• **Selection**:

>>>>>

Reputation: 45
If I use multiple elements from a tf.data.Dataset dataset to build the graph, and then evaluate the graph later, it seems the order the element from the Dataset is undefined. As an example, the following code snippet
import tensorflow as tf
dataset = tf.data.Dataset.range(5)
iterator = dataset.make_one_shot_iterator()
print 'build graph and then eval'
keep = []
for i in range(5):
keep.append(iterator.get_next())
with tf.Session() as sess:
keep_eval = sess.run(keep)
print keep_eval
print 'eval each element'
with tf.Session() as sess:
for i in range(5):
print sess.run(iterator.get_next()),
will result in output like:
build graph and then eval
[3 0 1 4 2]
eval each element
0 1 2 3 4
Also, each run will yield different "build graph and then eval". I would expect "build graph and then eval" to be ordered as well like "eval each element". Can anyone explain why this happens?

<<<<<

• **Image-based layout records**:
>>>>>

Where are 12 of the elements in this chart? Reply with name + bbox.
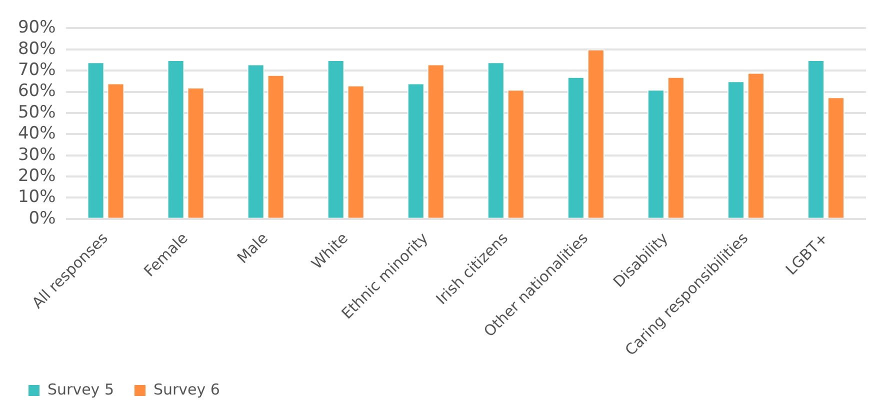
y-tick-label: 40% (18, 124, 56, 144)
y-tick-label: 50% (18, 102, 56, 122)
y-tick-label: 20% (18, 166, 56, 186)
y-tick-label: 70% (18, 60, 56, 80)
y-tick-label: 30% (18, 144, 56, 165)
y-tick-label: 90% (18, 18, 56, 38)
legend-label: Survey 5 (48, 380, 114, 398)
y-tick-label: 80% (18, 38, 56, 59)
y-tick-label: 0% (28, 208, 56, 228)
legend-label: Survey 6 (153, 380, 220, 398)
y-tick-label: 60% (18, 81, 56, 102)
y-tick-label: 10% (18, 187, 56, 208)
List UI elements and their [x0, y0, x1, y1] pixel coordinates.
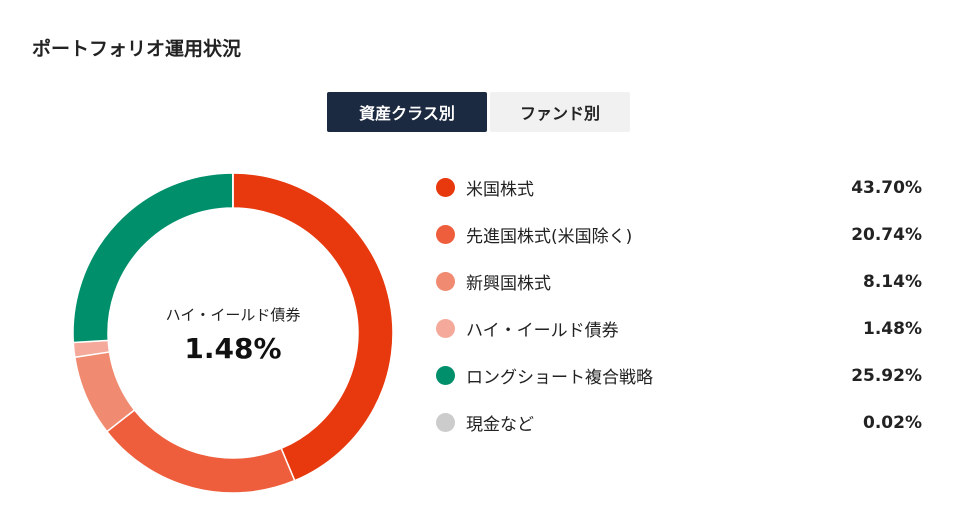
tab-fund[interactable]: ファンド別	[490, 92, 630, 132]
legend-label: 現金など	[466, 415, 534, 435]
legend-label: ハイ・イールド債券	[466, 321, 619, 341]
legend-label: 先進国株式(米国除く)	[466, 227, 633, 247]
legend: 米国株式 43.70% 先進国株式(米国除く) 20.74% 新興国株式 8.14% ハイ・…	[436, 164, 922, 446]
tab-asset-class[interactable]: 資産クラス別	[327, 92, 487, 132]
legend-value: 43.70%	[851, 177, 922, 198]
legend-value: 25.92%	[851, 365, 922, 386]
center-value: 1.48%	[184, 332, 282, 365]
legend-swatch	[436, 319, 455, 338]
legend-swatch	[436, 225, 455, 244]
donut-chart-svg	[72, 172, 394, 494]
legend-item: ロングショート複合戦略 25.92%	[436, 352, 922, 399]
legend-item: 現金など 0.02%	[436, 399, 922, 446]
section-title: ポートフォリオ運用状況	[32, 38, 242, 60]
legend-item: 先進国株式(米国除く) 20.74%	[436, 211, 922, 258]
legend-swatch	[436, 272, 455, 291]
legend-item: 新興国株式 8.14%	[436, 258, 922, 305]
view-tabs: 資産クラス別 ファンド別	[327, 92, 630, 132]
donut-chart: ハイ・イールド債券 1.48%	[70, 170, 396, 496]
legend-item: 米国株式 43.70%	[436, 164, 922, 211]
legend-value: 1.48%	[863, 318, 922, 339]
legend-value: 0.02%	[863, 412, 922, 433]
legend-swatch	[436, 413, 455, 432]
legend-item: ハイ・イールド債券 1.48%	[436, 305, 922, 352]
legend-value: 8.14%	[863, 271, 922, 292]
legend-label: ロングショート複合戦略	[466, 368, 653, 388]
donut-slice-1[interactable]	[105, 408, 296, 494]
legend-label: 米国株式	[466, 180, 534, 200]
center-label: ハイ・イールド債券	[165, 306, 301, 324]
legend-swatch	[436, 366, 455, 385]
donut-slice-0[interactable]	[232, 172, 394, 482]
legend-swatch	[436, 178, 455, 197]
legend-label: 新興国株式	[466, 274, 551, 294]
legend-value: 20.74%	[851, 224, 922, 245]
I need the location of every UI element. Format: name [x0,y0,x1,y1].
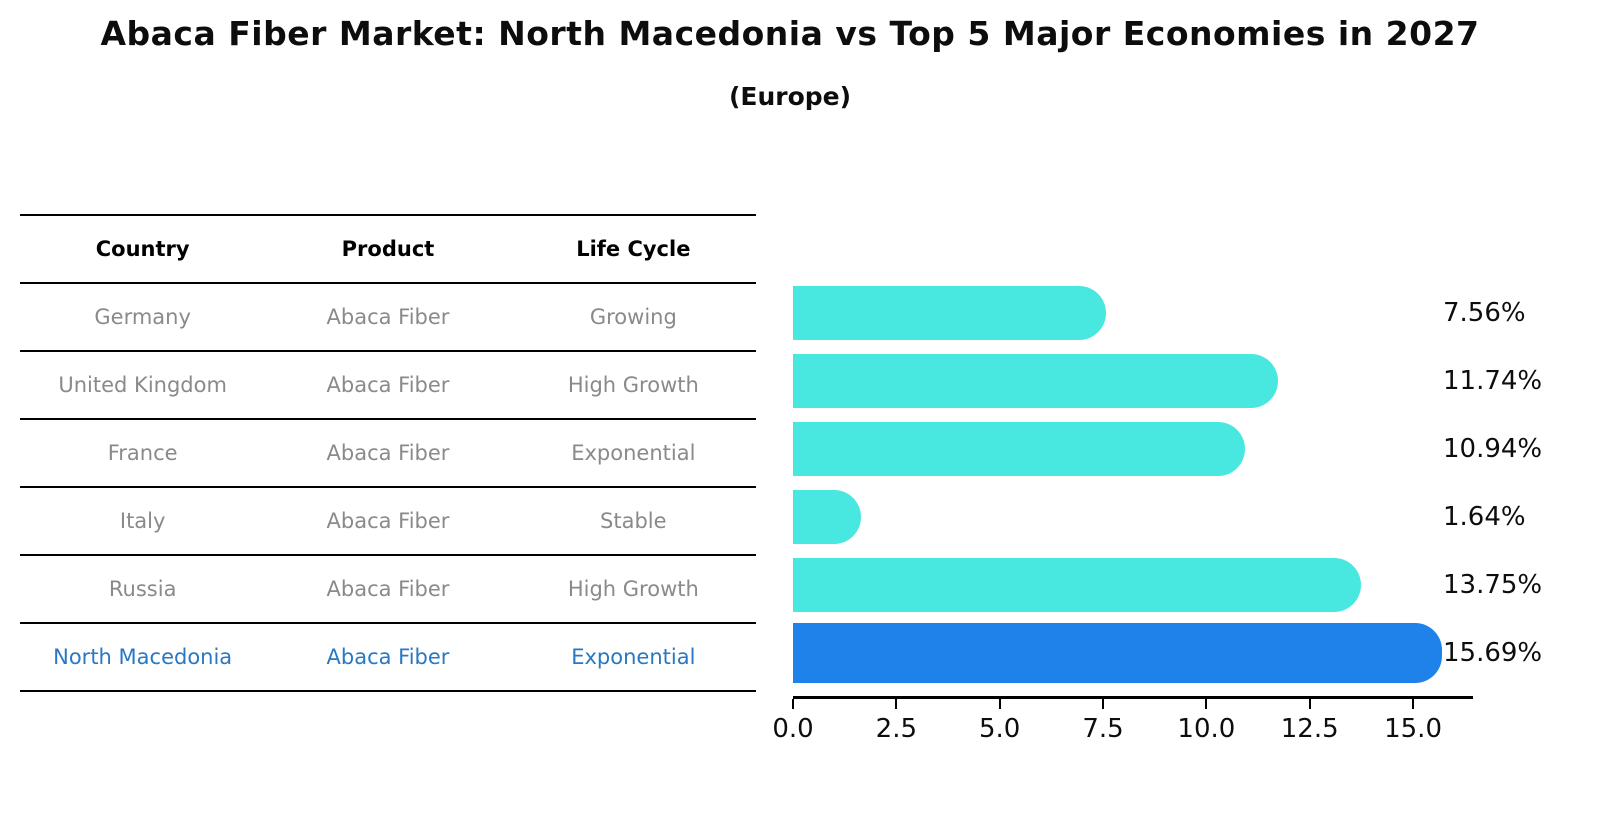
chart-title: Abaca Fiber Market: North Macedonia vs T… [100,14,1480,53]
bar-russia [793,558,1362,612]
bar-row: 11.74% [793,347,1542,415]
cell-life-cycle: Exponential [571,441,696,465]
x-axis-tick-label: 12.5 [1280,714,1339,744]
cell-country: Russia [108,577,177,601]
x-axis-tick-mark [1205,699,1208,709]
x-axis-tick-label: 15.0 [1384,714,1442,744]
cell-life-cycle: Stable [600,509,667,533]
bar-value-label: 7.56% [1443,298,1526,328]
x-axis-line [793,696,1473,699]
cell-product: Abaca Fiber [326,305,450,329]
header-product: Product [341,237,435,261]
cell-country: North Macedonia [53,645,233,669]
header-country: Country [95,237,190,261]
x-axis-tick-label: 10.0 [1177,714,1236,744]
x-axis: 0.0 2.5 5.0 7.5 10.0 12.5 15.0 [772,696,1473,766]
x-axis-tick-label: 0.0 [772,714,814,744]
bar-italy [793,490,861,544]
header-life-cycle: Life Cycle [576,237,691,261]
country-table: Country Product Life Cycle Germany Abaca… [20,214,756,692]
x-axis-tick-mark [792,699,794,709]
bar-row: 13.75% [793,551,1542,619]
table-row: Russia Abaca Fiber High Growth [20,556,756,624]
bar-france [793,422,1246,476]
table-header-row: Country Product Life Cycle [20,216,756,284]
cell-product: Abaca Fiber [326,645,450,669]
bar-value-label: 11.74% [1443,366,1543,396]
cell-life-cycle: High Growth [567,577,699,601]
cell-life-cycle: High Growth [567,373,699,397]
table-row: Germany Abaca Fiber Growing [20,284,756,352]
x-axis-tick-mark [1102,699,1105,709]
cell-product: Abaca Fiber [326,373,450,397]
bar-value-label: 1.64% [1443,502,1526,532]
table-row: United Kingdom Abaca Fiber High Growth [20,352,756,420]
chart-subtitle: (Europe) [728,82,852,111]
x-axis-tick-label: 5.0 [978,714,1021,744]
bar-value-label: 10.94% [1443,434,1543,464]
x-axis-tick-label: 7.5 [1082,714,1124,744]
table-row: France Abaca Fiber Exponential [20,420,756,488]
bar-row: 15.69% [793,619,1542,687]
table-row: Italy Abaca Fiber Stable [20,488,756,556]
cell-country: United Kingdom [58,373,227,397]
cell-country: France [107,441,178,465]
bar-value-label: 13.75% [1443,570,1543,600]
bar-chart: 7.56% 11.74% 10.94% 1.64% 13.75% 15.69% … [772,279,1603,769]
x-axis-tick-mark [1308,699,1311,709]
bar-row: 1.64% [793,483,1526,551]
x-axis-tick-mark [998,699,1001,709]
x-axis-tick-label: 2.5 [875,714,918,744]
cell-product: Abaca Fiber [326,577,450,601]
cell-product: Abaca Fiber [326,509,450,533]
bar-value-label: 15.69% [1443,638,1543,668]
bar-row: 7.56% [793,279,1526,347]
bar-row: 10.94% [793,415,1542,483]
cell-life-cycle: Growing [589,305,677,329]
bar-germany [793,286,1106,340]
cell-country: Germany [94,305,191,329]
x-axis-tick-mark [1412,699,1415,709]
cell-life-cycle: Exponential [571,645,696,669]
bar-united-kingdom [793,354,1279,408]
x-axis-tick-mark [895,699,898,709]
table-row-north-macedonia: North Macedonia Abaca Fiber Exponential [20,624,756,692]
bar-north-macedonia [793,623,1442,683]
cell-product: Abaca Fiber [326,441,450,465]
cell-country: Italy [119,509,166,533]
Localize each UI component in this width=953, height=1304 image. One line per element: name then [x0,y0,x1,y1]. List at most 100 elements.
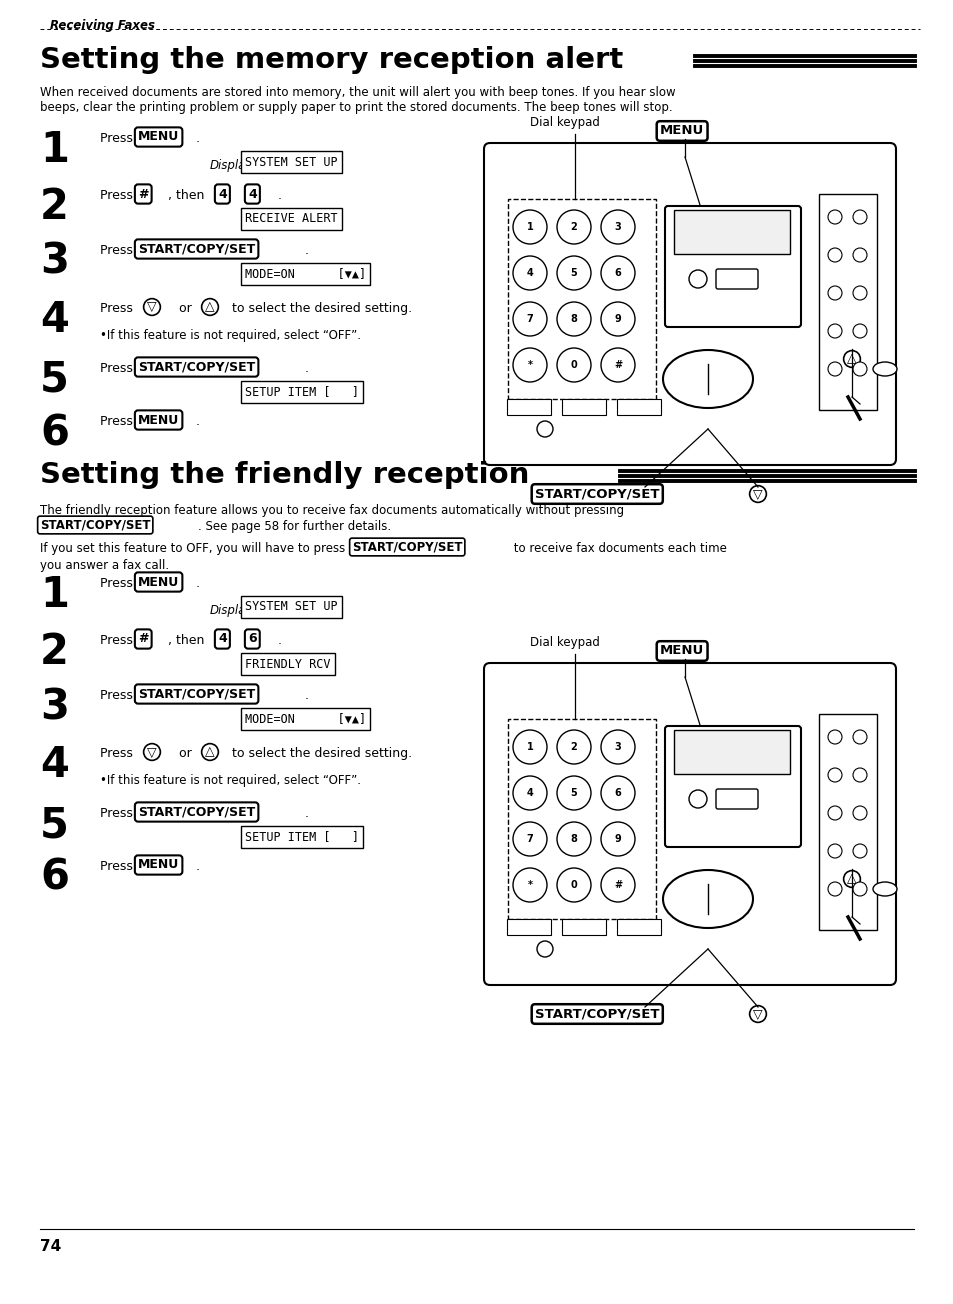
FancyBboxPatch shape [664,206,801,327]
Text: .: . [277,189,282,202]
FancyBboxPatch shape [716,789,758,808]
FancyBboxPatch shape [617,919,660,935]
Ellipse shape [662,349,752,408]
Text: 8: 8 [570,835,577,844]
Circle shape [827,768,841,782]
Text: 2: 2 [570,222,577,232]
Text: 2: 2 [570,742,577,752]
Text: to receive fax documents each time: to receive fax documents each time [510,542,726,556]
Text: When received documents are stored into memory, the unit will alert you with bee: When received documents are stored into … [40,86,675,99]
Text: 4: 4 [218,188,227,201]
Text: 5: 5 [40,359,69,402]
Text: 6: 6 [248,632,256,645]
Text: 9: 9 [614,314,620,323]
Circle shape [827,286,841,300]
Text: START/COPY/SET: START/COPY/SET [40,519,151,532]
Circle shape [852,844,866,858]
Text: START/COPY/SET: START/COPY/SET [138,360,255,373]
Text: 1: 1 [40,129,69,171]
FancyBboxPatch shape [561,399,605,415]
Text: ▽: ▽ [147,300,156,313]
Text: START/COPY/SET: START/COPY/SET [352,540,462,553]
Circle shape [537,941,553,957]
Text: 4: 4 [218,632,227,645]
Ellipse shape [872,882,896,896]
Text: 3: 3 [614,742,620,752]
Circle shape [600,303,635,336]
FancyBboxPatch shape [561,919,605,935]
Text: 5: 5 [570,269,577,278]
Bar [507,719,656,919]
Text: 3: 3 [40,241,69,283]
Circle shape [827,323,841,338]
FancyBboxPatch shape [506,399,551,415]
Text: .: . [277,634,282,647]
Circle shape [513,730,546,764]
Text: 7: 7 [526,314,533,323]
Text: 6: 6 [614,788,620,798]
Circle shape [852,882,866,896]
Circle shape [852,323,866,338]
Text: 1: 1 [526,222,533,232]
Text: START/COPY/SET: START/COPY/SET [138,243,255,256]
Text: to select the desired setting.: to select the desired setting. [228,303,412,316]
Text: Receiving Faxes: Receiving Faxes [50,20,154,33]
FancyBboxPatch shape [506,919,551,935]
Text: MODE=ON      [▼▲]: MODE=ON [▼▲] [245,267,366,280]
Text: Dial keypad: Dial keypad [530,116,599,129]
Circle shape [513,822,546,855]
Text: The friendly reception feature allows you to receive fax documents automatically: The friendly reception feature allows yo… [40,505,623,516]
Circle shape [557,210,590,244]
Text: or: or [174,303,195,316]
Text: Press: Press [100,634,136,647]
Text: •If this feature is not required, select “OFF”.: •If this feature is not required, select… [100,775,360,788]
Ellipse shape [872,363,896,376]
Text: MODE=ON      [▼▲]: MODE=ON [▼▲] [245,712,366,725]
FancyBboxPatch shape [483,662,895,985]
Text: 7: 7 [526,835,533,844]
Bar [507,200,656,399]
Circle shape [688,790,706,808]
Text: 0: 0 [570,360,577,370]
Circle shape [827,210,841,224]
FancyBboxPatch shape [716,269,758,289]
Text: △: △ [205,300,214,313]
Text: MENU: MENU [138,413,179,426]
Text: #: # [614,880,621,891]
Text: Press: Press [100,861,136,872]
Text: 0: 0 [570,880,577,891]
Circle shape [852,730,866,745]
Text: .: . [195,861,200,872]
Text: Press: Press [100,303,136,316]
Text: SYSTEM SET UP: SYSTEM SET UP [245,155,337,168]
Text: START/COPY/SET: START/COPY/SET [138,687,255,700]
Ellipse shape [662,870,752,928]
Circle shape [852,768,866,782]
Text: Press: Press [100,689,136,702]
Text: 5: 5 [570,788,577,798]
Circle shape [513,868,546,902]
Circle shape [827,882,841,896]
Circle shape [600,348,635,382]
FancyBboxPatch shape [673,210,789,254]
Text: •If this feature is not required, select “OFF”.: •If this feature is not required, select… [100,329,360,342]
Circle shape [600,868,635,902]
Text: RECEIVE ALERT: RECEIVE ALERT [245,213,337,226]
Text: SYSTEM SET UP: SYSTEM SET UP [245,601,337,613]
Text: 6: 6 [40,412,69,454]
Text: you answer a fax call.: you answer a fax call. [40,559,169,572]
Text: MENU: MENU [659,644,703,657]
Text: ▽: ▽ [753,488,762,501]
Text: SETUP ITEM [   ]: SETUP ITEM [ ] [245,386,358,399]
Circle shape [600,210,635,244]
Circle shape [827,844,841,858]
Text: △: △ [846,352,856,365]
Text: Display:: Display: [210,604,257,617]
Text: .: . [305,807,309,820]
Circle shape [827,730,841,745]
Text: Dial keypad: Dial keypad [530,636,599,649]
Circle shape [513,303,546,336]
FancyBboxPatch shape [818,715,876,930]
Circle shape [557,730,590,764]
Text: Press: Press [100,189,136,202]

<<<<<

• **Exercise tasks**:
1. Decide whether each statement agrees with the forum post about dataset order. Answer yes or no for each, quoting the words from the post that settle it. (a) The snippet creates the dataset with a range of five values. (b) The "eval each element" part printed the numbers out of order. (c) The poster says every run gives the same "build graph and then eval" output.
2. In the records, copy the stretch from the line containing "FancyBboxPatch shape [664,206,801,327]" through the line containing "Text: 2: 2 [570,222,577,232]", keeping both of those lines and reproducing everything unchanged.
The forum post and the records have nothing to do with each other.

• **Replies**:
1.
(a) Yes: "dataset = tf.data.Dataset.range(5)"
(b) No: "0 1 2 3 4"
(c) No: "each run will yield different "build graph and then eval""

2.
FancyBboxPatch shape [664,206,801,327]
Text: .: . [277,189,282,202]
FancyBboxPatch shape [716,789,758,808]
FancyBboxPatch shape [617,919,660,935]
Ellipse shape [662,349,752,408]
Text: 8: 8 [570,835,577,844]
Circle shape [827,768,841,782]
Text: 2: 2 [570,222,577,232]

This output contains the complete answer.